WHAT THE TASK ASKS
Whenever the string "deposits" appears in a line below, please copy the line out.

INPUT
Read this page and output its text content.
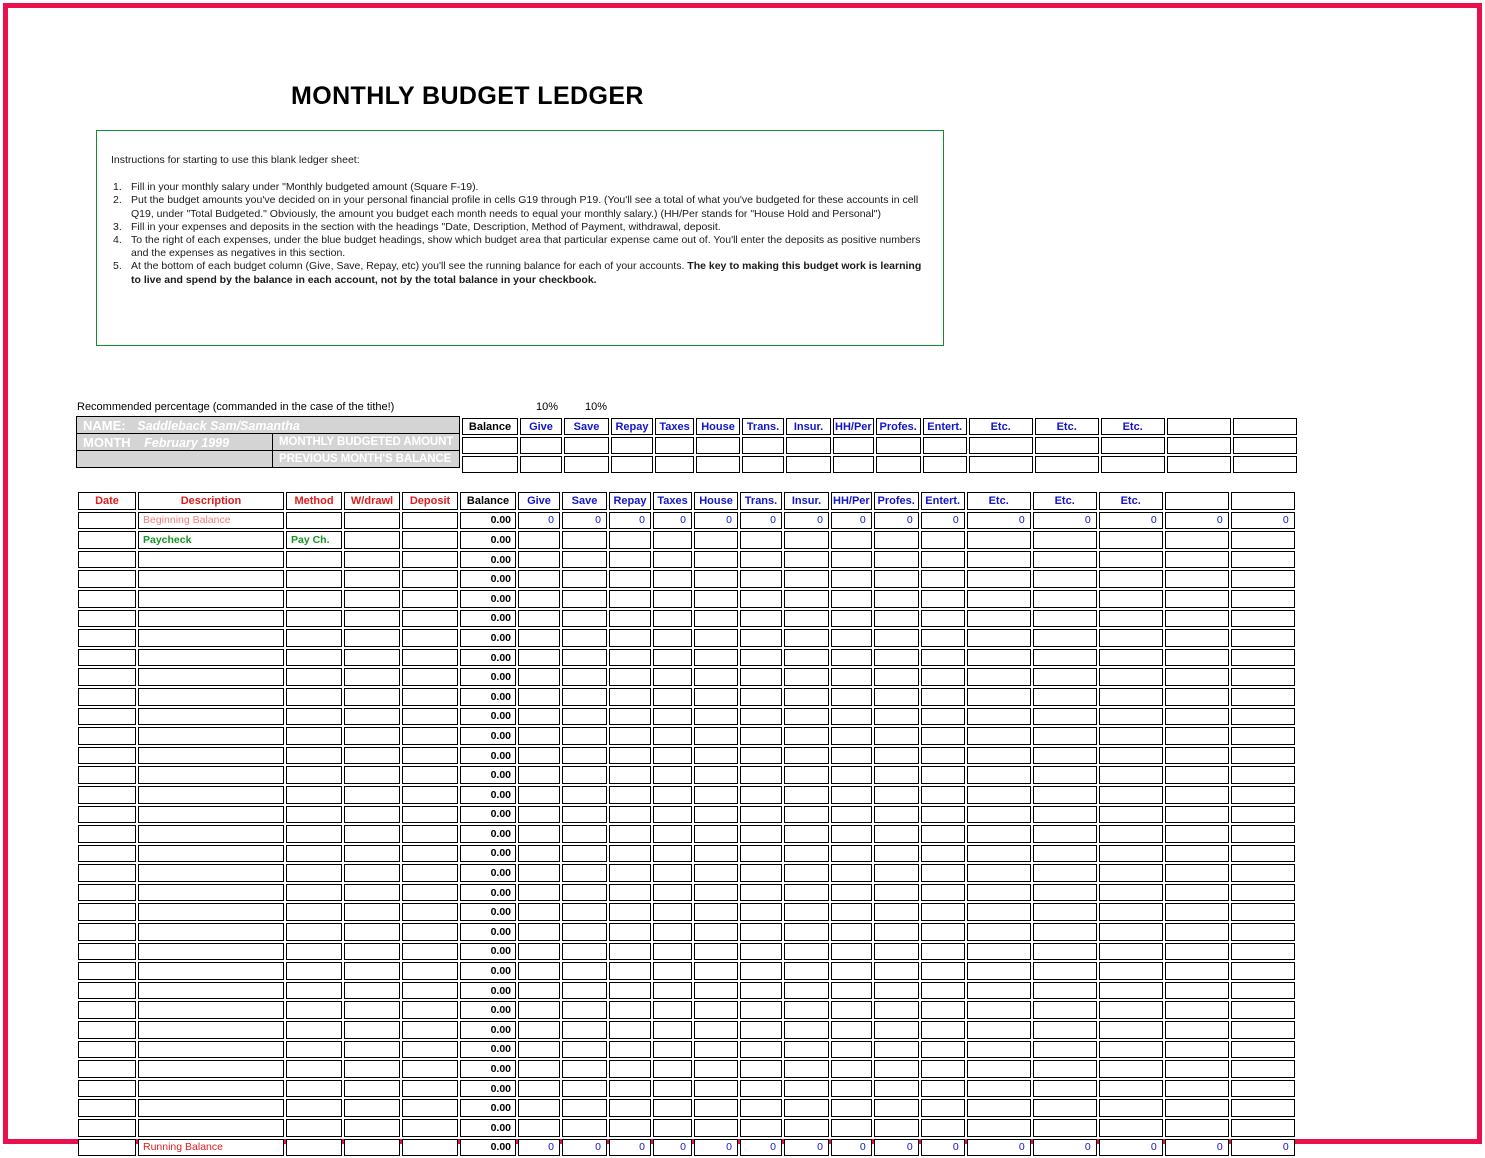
MONTHLY BUDGET LEDGER
Instructions for starting to use this blank ledger sheet:
1. Fill in your monthly salary under "Monthly budgeted amount (Square F-19).
2. Put the budget amounts you've decided on in your personal financial profile in cells G19 through P19. (You'll see a total of what you've budgeted for these accounts in cell Q19, under "Total Budgeted." Obviously, the amount you budget each month needs to equal your monthly salary.) (HH/Per stands for "House Hold and Personal")
3. Fill in your expenses and deposits in the section with the headings "Date, Description, Method of Payment, withdrawal, deposit.
4. To the right of each expenses, under the blue budget headings, show which budget area that particular expense came out of. You'll enter the deposits as positive numbers and the expenses as negatives in this section.
5. At the bottom of each budget column (Give, Save, Repay, etc) you'll see the running balance for each of your accounts. The key to making this budget work is learning to live and spend by the balance in each account, not by the total balance in your checkbook.
Recommended percentage (commanded in the case of the tithe!)	10% 10%
NAME: Saddleback Sam/Samantha	
MONTH February 1999	MONTHLY BUDGETED AMOUNT
	PREVIOUS MONTH'S BALANCE
Balance	Give	Save	Repay	Taxes	House	Trans.	Insur.	HH/Per	Profes.	Entert.	Etc.	Etc.	Etc.		

Date	Description	Method	W/drawl	Deposit	Balance	Give	Save	Repay	Taxes	House	Trans.	Insur.	HH/Per	Profes.	Entert.	Etc.	Etc.	Etc.		
	Beginning Balance				0.00	0	0	0	0	0	0	0	0	0	0	0	0	0	0	0
	Paycheck	Pay Ch.			0.00															
					0.00															
					0.00															
					0.00															
					0.00															
					0.00															
					0.00															
					0.00															
					0.00															
					0.00															
					0.00															
					0.00															
					0.00															
					0.00															
					0.00															
					0.00															
					0.00															
					0.00															
					0.00															
					0.00															
					0.00															
					0.00															
					0.00															
					0.00															
					0.00															
					0.00															
					0.00															
					0.00															
					0.00															
					0.00															
					0.00															
	Running Balance				0.00	0	0	0	0	0	0	0	0	0	0	0	0	0	0	0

RESPONSE
3. Fill in your expenses and deposits in the section with the headings "Date, Description, Method of Payment, withdrawal, deposit.
4. To the right of each expenses, under the blue budget headings, show which budget area that particular expense came out of. You'll enter the deposits as positive numbers and the expenses as negatives in this section.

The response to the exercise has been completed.